___ DATA IN THIS EXERCISE ___

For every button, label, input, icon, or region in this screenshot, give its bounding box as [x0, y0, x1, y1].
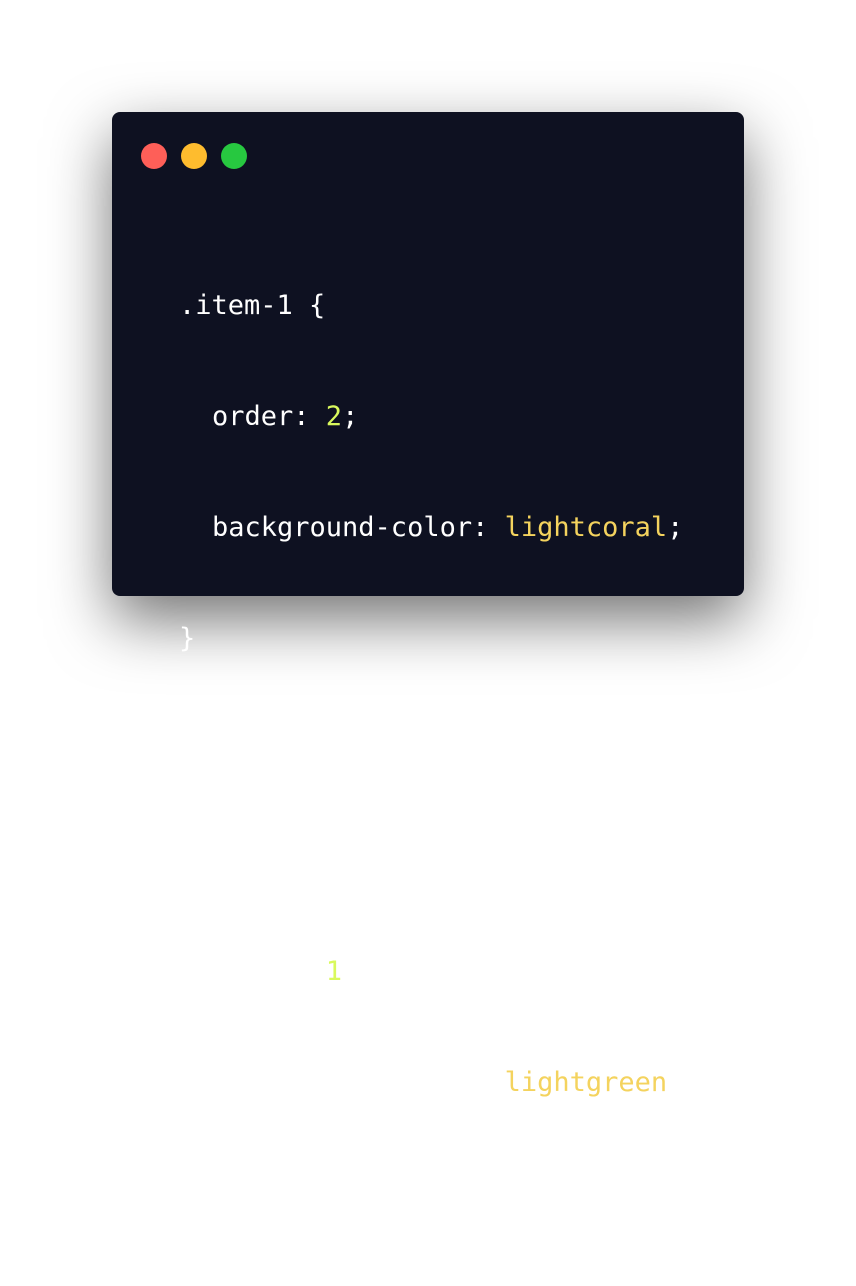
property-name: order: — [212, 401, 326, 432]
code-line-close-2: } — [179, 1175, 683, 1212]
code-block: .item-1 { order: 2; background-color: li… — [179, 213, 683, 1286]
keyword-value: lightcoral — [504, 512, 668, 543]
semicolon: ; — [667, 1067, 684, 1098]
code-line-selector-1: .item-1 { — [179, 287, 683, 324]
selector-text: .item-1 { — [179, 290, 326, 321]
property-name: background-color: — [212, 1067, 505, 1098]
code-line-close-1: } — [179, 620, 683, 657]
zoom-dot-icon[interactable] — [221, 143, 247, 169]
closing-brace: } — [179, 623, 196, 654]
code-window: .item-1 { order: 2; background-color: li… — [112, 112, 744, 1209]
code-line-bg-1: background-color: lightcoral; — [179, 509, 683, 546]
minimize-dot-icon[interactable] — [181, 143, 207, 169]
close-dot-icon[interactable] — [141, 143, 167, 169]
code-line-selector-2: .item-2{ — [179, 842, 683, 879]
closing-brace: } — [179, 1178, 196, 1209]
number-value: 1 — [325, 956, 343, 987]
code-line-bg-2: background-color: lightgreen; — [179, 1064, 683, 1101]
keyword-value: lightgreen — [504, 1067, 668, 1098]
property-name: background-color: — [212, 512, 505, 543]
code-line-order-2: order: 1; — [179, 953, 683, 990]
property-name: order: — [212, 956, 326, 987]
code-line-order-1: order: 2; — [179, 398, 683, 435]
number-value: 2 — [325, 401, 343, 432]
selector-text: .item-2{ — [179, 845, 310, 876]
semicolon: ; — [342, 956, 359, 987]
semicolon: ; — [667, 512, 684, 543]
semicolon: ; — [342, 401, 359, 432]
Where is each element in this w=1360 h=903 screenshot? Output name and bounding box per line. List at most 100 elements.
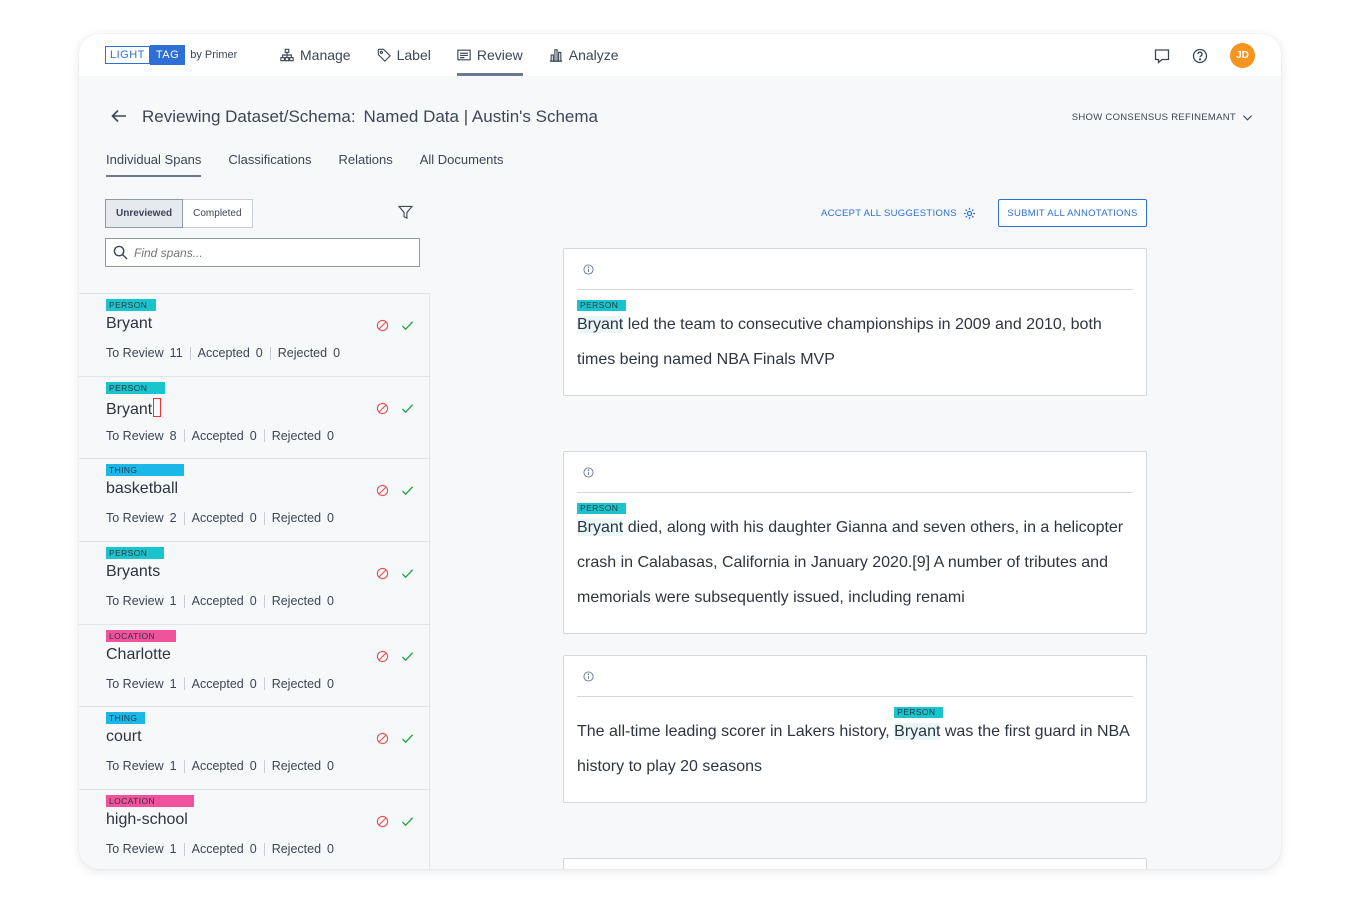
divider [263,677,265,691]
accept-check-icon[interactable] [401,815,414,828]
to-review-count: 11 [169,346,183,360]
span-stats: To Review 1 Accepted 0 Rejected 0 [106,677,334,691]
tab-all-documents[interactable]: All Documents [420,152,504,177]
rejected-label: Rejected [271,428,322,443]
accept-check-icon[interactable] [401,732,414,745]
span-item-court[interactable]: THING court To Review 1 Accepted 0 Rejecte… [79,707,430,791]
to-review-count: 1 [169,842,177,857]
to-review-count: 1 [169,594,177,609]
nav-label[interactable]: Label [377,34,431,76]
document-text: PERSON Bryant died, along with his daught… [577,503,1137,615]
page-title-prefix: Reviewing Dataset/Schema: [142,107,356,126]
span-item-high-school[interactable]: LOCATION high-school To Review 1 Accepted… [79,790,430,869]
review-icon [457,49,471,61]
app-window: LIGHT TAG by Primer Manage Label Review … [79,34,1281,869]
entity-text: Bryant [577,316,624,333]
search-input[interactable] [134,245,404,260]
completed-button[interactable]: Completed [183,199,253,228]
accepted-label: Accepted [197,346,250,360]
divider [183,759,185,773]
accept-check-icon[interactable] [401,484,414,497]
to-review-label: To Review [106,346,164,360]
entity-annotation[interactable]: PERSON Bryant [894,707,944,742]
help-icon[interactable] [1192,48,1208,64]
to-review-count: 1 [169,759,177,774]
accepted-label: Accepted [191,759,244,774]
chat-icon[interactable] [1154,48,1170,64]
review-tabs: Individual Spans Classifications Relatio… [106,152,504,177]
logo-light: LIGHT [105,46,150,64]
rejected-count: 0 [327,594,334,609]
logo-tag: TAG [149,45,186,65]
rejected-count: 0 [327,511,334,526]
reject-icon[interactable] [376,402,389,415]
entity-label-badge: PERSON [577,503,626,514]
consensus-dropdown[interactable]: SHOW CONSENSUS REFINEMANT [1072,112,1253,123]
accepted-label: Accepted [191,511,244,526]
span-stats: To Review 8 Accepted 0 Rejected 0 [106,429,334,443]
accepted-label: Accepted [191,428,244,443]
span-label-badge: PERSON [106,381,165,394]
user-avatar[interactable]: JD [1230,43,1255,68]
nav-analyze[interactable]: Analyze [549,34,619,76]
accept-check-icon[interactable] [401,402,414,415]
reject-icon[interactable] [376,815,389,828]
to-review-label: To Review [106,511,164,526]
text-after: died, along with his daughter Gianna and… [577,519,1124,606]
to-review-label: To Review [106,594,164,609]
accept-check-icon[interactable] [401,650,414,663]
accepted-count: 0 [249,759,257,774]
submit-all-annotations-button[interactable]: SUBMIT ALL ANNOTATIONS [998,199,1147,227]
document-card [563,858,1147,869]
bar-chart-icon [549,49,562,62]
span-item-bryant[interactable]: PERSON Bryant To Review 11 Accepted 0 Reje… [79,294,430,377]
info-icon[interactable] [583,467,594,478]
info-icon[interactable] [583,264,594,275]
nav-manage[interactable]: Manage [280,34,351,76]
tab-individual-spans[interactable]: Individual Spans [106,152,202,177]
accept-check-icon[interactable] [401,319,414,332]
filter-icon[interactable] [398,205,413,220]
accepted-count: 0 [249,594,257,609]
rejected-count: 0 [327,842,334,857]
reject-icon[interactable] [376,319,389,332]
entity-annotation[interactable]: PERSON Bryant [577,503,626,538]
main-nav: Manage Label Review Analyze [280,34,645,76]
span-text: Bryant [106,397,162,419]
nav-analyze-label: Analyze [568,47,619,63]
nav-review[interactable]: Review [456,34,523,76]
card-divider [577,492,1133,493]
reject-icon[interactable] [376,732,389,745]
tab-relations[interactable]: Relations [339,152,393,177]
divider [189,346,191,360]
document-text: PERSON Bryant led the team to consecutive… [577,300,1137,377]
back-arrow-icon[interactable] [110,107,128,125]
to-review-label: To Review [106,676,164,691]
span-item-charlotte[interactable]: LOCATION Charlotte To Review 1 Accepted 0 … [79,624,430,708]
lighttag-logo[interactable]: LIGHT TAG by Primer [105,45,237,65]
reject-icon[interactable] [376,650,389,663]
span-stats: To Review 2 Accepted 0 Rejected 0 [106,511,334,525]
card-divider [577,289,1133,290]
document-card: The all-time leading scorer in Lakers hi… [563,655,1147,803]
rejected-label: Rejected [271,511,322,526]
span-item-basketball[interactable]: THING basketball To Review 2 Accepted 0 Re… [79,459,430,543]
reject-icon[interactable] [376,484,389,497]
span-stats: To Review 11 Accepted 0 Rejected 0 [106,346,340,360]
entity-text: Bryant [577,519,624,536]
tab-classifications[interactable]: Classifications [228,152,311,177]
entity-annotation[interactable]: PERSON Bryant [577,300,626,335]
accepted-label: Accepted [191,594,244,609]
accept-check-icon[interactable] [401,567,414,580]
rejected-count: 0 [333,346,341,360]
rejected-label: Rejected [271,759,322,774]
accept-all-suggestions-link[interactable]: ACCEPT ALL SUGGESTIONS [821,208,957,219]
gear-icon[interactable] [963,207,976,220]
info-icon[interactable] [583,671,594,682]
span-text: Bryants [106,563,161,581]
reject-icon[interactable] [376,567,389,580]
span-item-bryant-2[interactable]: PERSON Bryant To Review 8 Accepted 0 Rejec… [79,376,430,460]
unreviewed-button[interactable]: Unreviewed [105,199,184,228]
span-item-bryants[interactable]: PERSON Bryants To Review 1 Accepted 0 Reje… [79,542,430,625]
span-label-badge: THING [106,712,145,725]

___

YOUR INSTRUCTIONS
Please write out all the entries above again, switching each "background-color" to "bg-color" and changing nothing else. Leave the pictures out.

WRITTEN ANSWER
For every button, label, input, icon, or region in this screenshot, give its bounding box as [x0, y0, x1, y1].
property-name: order: — [212, 401, 326, 432]
code-line-close-2: } — [179, 1175, 683, 1212]
code-block: .item-1 { order: 2; bg-color: li… — [179, 213, 683, 1286]
keyword-value: lightcoral — [504, 512, 668, 543]
semicolon: ; — [667, 1067, 684, 1098]
code-line-selector-1: .item-1 { — [179, 287, 683, 324]
selector-text: .item-1 { — [179, 290, 326, 321]
property-name: bg-color: — [212, 1067, 505, 1098]
code-line-close-1: } — [179, 620, 683, 657]
zoom-dot-icon[interactable] — [221, 143, 247, 169]
closing-brace: } — [179, 623, 196, 654]
code-window: .item-1 { order: 2; bg-color: li… — [112, 112, 744, 1209]
code-line-bg-1: bg-color: lightcoral; — [179, 509, 683, 546]
minimize-dot-icon[interactable] — [181, 143, 207, 169]
close-dot-icon[interactable] — [141, 143, 167, 169]
code-line-selector-2: .item-2{ — [179, 842, 683, 879]
closing-brace: } — [179, 1178, 196, 1209]
number-value: 1 — [325, 956, 343, 987]
code-line-bg-2: bg-color: lightgreen; — [179, 1064, 683, 1101]
keyword-value: lightgreen — [504, 1067, 668, 1098]
property-name: bg-color: — [212, 512, 505, 543]
code-line-order-2: order: 1; — [179, 953, 683, 990]
property-name: order: — [212, 956, 326, 987]
code-line-order-1: order: 2; — [179, 398, 683, 435]
number-value: 2 — [325, 401, 343, 432]
selector-text: .item-2{ — [179, 845, 310, 876]
semicolon: ; — [342, 956, 359, 987]
semicolon: ; — [667, 512, 684, 543]
semicolon: ; — [342, 401, 359, 432]
Where is each element in this w=1360 h=903 screenshot? Output name and bounding box per line. List at most 100 elements.
divider [263,677,265,691]
accept-check-icon[interactable] [401,815,414,828]
to-review-count: 11 [169,346,183,360]
span-stats: To Review 1 Accepted 0 Rejected 0 [106,677,334,691]
tab-all-documents[interactable]: All Documents [420,152,504,177]
rejected-label: Rejected [271,428,322,443]
accept-check-icon[interactable] [401,732,414,745]
span-item-court[interactable]: THING court To Review 1 Accepted 0 Rejecte… [79,707,430,791]
to-review-count: 1 [169,842,177,857]
to-review-count: 1 [169,594,177,609]
nav-label[interactable]: Label [377,34,431,76]
document-text: PERSON Bryant died, along with his daught… [577,503,1137,615]
page-title-prefix: Reviewing Dataset/Schema: [142,107,356,126]
span-item-high-school[interactable]: LOCATION high-school To Review 1 Accepted… [79,790,430,869]
review-icon [457,49,471,61]
app-window: LIGHT TAG by Primer Manage Label Review … [79,34,1281,869]
entity-text: Bryant [577,316,624,333]
search-input[interactable] [134,245,404,260]
completed-button[interactable]: Completed [183,199,253,228]
accepted-label: Accepted [197,346,250,360]
divider [183,759,185,773]
accept-check-icon[interactable] [401,484,414,497]
to-review-label: To Review [106,346,164,360]
entity-annotation[interactable]: PERSON Bryant [894,707,944,742]
help-icon[interactable] [1192,48,1208,64]
to-review-count: 1 [169,759,177,774]
accepted-label: Accepted [191,759,244,774]
chat-icon[interactable] [1154,48,1170,64]
review-tabs: Individual Spans Classifications Relatio… [106,152,504,177]
logo-light: LIGHT [105,46,150,64]
rejected-count: 0 [327,594,334,609]
logo-tag: TAG [149,45,186,65]
rejected-count: 0 [327,511,334,526]
reject-icon[interactable] [376,402,389,415]
entity-label-badge: PERSON [577,503,626,514]
consensus-dropdown[interactable]: SHOW CONSENSUS REFINEMANT [1072,112,1253,123]
accepted-label: Accepted [191,511,244,526]
span-stats: To Review 8 Accepted 0 Rejected 0 [106,429,334,443]
accepted-label: Accepted [191,428,244,443]
span-label-badge: PERSON [106,381,165,394]
user-avatar[interactable]: JD [1230,43,1255,68]
nav-analyze[interactable]: Analyze [549,34,619,76]
accept-check-icon[interactable] [401,402,414,415]
reject-icon[interactable] [376,815,389,828]
to-review-label: To Review [106,511,164,526]
text-after: died, along with his daughter Gianna and… [577,519,1124,606]
to-review-label: To Review [106,594,164,609]
accept-check-icon[interactable] [401,650,414,663]
accepted-count: 0 [249,759,257,774]
submit-all-annotations-button[interactable]: SUBMIT ALL ANNOTATIONS [998,199,1147,227]
document-card [563,858,1147,869]
bar-chart-icon [549,49,562,62]
span-item-bryant[interactable]: PERSON Bryant To Review 11 Accepted 0 Reje… [79,294,430,377]
info-icon[interactable] [583,467,594,478]
info-icon[interactable] [583,264,594,275]
nav-manage[interactable]: Manage [280,34,351,76]
tab-individual-spans[interactable]: Individual Spans [106,152,202,177]
accept-check-icon[interactable] [401,319,414,332]
filter-icon[interactable] [398,205,413,220]
accepted-count: 0 [249,594,257,609]
rejected-count: 0 [327,842,334,857]
reject-icon[interactable] [376,319,389,332]
entity-annotation[interactable]: PERSON Bryant [577,503,626,538]
main-nav: Manage Label Review Analyze [280,34,645,76]
span-text: Bryant [106,397,162,419]
nav-analyze-label: Analyze [568,47,619,63]
nav-review[interactable]: Review [456,34,523,76]
card-divider [577,492,1133,493]
reject-icon[interactable] [376,732,389,745]
tab-relations[interactable]: Relations [339,152,393,177]
divider [189,346,191,360]
document-text: PERSON Bryant led the team to consecutive… [577,300,1137,377]
back-arrow-icon[interactable] [110,107,128,125]
to-review-label: To Review [106,676,164,691]
span-item-charlotte[interactable]: LOCATION Charlotte To Review 1 Accepted 0 … [79,624,430,708]
lighttag-logo[interactable]: LIGHT TAG by Primer [105,45,237,65]
reject-icon[interactable] [376,650,389,663]
span-stats: To Review 2 Accepted 0 Rejected 0 [106,511,334,525]
card-divider [577,289,1133,290]
document-card: The all-time leading scorer in Lakers hi… [563,655,1147,803]
rejected-label: Rejected [271,511,322,526]
span-item-basketball[interactable]: THING basketball To Review 2 Accepted 0 Re… [79,459,430,543]
reject-icon[interactable] [376,484,389,497]
span-stats: To Review 11 Accepted 0 Rejected 0 [106,346,340,360]
entity-text: Bryant [577,519,624,536]
tab-classifications[interactable]: Classifications [228,152,311,177]
entity-annotation[interactable]: PERSON Bryant [577,300,626,335]
accepted-label: Accepted [191,594,244,609]
accept-check-icon[interactable] [401,567,414,580]
rejected-count: 0 [333,346,341,360]
rejected-label: Rejected [271,759,322,774]
accept-all-suggestions-link[interactable]: ACCEPT ALL SUGGESTIONS [821,208,957,219]
gear-icon[interactable] [963,207,976,220]
info-icon[interactable] [583,671,594,682]
span-text: Bryants [106,563,161,581]
reject-icon[interactable] [376,567,389,580]
span-item-bryant-2[interactable]: PERSON Bryant To Review 8 Accepted 0 Rejec… [79,376,430,460]
unreviewed-button[interactable]: Unreviewed [105,199,184,228]
span-item-bryants[interactable]: PERSON Bryants To Review 1 Accepted 0 Reje… [79,542,430,625]
span-label-badge: THING [106,712,145,725]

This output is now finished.